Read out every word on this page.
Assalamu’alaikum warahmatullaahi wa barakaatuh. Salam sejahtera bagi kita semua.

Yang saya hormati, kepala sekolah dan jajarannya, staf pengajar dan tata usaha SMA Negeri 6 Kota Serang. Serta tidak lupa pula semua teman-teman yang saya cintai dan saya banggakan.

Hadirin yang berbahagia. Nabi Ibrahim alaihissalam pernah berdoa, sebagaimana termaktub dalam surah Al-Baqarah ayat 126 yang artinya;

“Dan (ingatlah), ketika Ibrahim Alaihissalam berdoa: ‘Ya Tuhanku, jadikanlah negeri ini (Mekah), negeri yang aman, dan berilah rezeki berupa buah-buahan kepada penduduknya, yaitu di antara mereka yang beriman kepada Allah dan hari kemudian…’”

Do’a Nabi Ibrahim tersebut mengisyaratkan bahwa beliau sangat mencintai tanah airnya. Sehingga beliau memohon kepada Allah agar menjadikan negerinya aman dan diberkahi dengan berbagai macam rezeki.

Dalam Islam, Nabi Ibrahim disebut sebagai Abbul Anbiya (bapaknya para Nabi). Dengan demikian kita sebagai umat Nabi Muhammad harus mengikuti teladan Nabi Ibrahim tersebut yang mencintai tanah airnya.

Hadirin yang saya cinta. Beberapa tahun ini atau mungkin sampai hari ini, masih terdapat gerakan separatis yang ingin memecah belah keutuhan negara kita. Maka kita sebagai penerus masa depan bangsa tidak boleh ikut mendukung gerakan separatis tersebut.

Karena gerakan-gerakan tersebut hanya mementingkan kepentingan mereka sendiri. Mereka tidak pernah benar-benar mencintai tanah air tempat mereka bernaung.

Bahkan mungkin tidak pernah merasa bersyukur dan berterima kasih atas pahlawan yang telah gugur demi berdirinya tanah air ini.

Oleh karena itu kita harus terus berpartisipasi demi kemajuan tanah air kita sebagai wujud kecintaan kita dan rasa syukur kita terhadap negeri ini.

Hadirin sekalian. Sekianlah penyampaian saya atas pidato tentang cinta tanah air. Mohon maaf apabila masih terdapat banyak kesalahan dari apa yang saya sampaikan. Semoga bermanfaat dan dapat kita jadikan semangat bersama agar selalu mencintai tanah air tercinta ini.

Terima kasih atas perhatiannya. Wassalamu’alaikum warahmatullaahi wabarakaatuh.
============================================================
The records above are to be repeated exactly, in their entirety.

» RESPONSE TO THE TASK
Read out every word on this page.
Assalamu’alaikum warahmatullaahi wa barakaatuh. Salam sejahtera bagi kita semua.

Yang saya hormati, kepala sekolah dan jajarannya, staf pengajar dan tata usaha SMA Negeri 6 Kota Serang. Serta tidak lupa pula semua teman-teman yang saya cintai dan saya banggakan.

Hadirin yang berbahagia. Nabi Ibrahim alaihissalam pernah berdoa, sebagaimana termaktub dalam surah Al-Baqarah ayat 126 yang artinya;

“Dan (ingatlah), ketika Ibrahim Alaihissalam berdoa: ‘Ya Tuhanku, jadikanlah negeri ini (Mekah), negeri yang aman, dan berilah rezeki berupa buah-buahan kepada penduduknya, yaitu di antara mereka yang beriman kepada Allah dan hari kemudian…’”

Do’a Nabi Ibrahim tersebut mengisyaratkan bahwa beliau sangat mencintai tanah airnya. Sehingga beliau memohon kepada Allah agar menjadikan negerinya aman dan diberkahi dengan berbagai macam rezeki.

Dalam Islam, Nabi Ibrahim disebut sebagai Abbul Anbiya (bapaknya para Nabi). Dengan demikian kita sebagai umat Nabi Muhammad harus mengikuti teladan Nabi Ibrahim tersebut yang mencintai tanah airnya.

Hadirin yang saya cinta. Beberapa tahun ini atau mungkin sampai hari ini, masih terdapat gerakan separatis yang ingin memecah belah keutuhan negara kita. Maka kita sebagai penerus masa depan bangsa tidak boleh ikut mendukung gerakan separatis tersebut.

Karena gerakan-gerakan tersebut hanya mementingkan kepentingan mereka sendiri. Mereka tidak pernah benar-benar mencintai tanah air tempat mereka bernaung.

Bahkan mungkin tidak pernah merasa bersyukur dan berterima kasih atas pahlawan yang telah gugur demi berdirinya tanah air ini.

Oleh karena itu kita harus terus berpartisipasi demi kemajuan tanah air kita sebagai wujud kecintaan kita dan rasa syukur kita terhadap negeri ini.

Hadirin sekalian. Sekianlah penyampaian saya atas pidato tentang cinta tanah air. Mohon maaf apabila masih terdapat banyak kesalahan dari apa yang saya sampaikan. Semoga bermanfaat dan dapat kita jadikan semangat bersama agar selalu mencintai tanah air tercinta ini.

Terima kasih atas perhatiannya. Wassalamu’alaikum warahmatullaahi wabarakaatuh.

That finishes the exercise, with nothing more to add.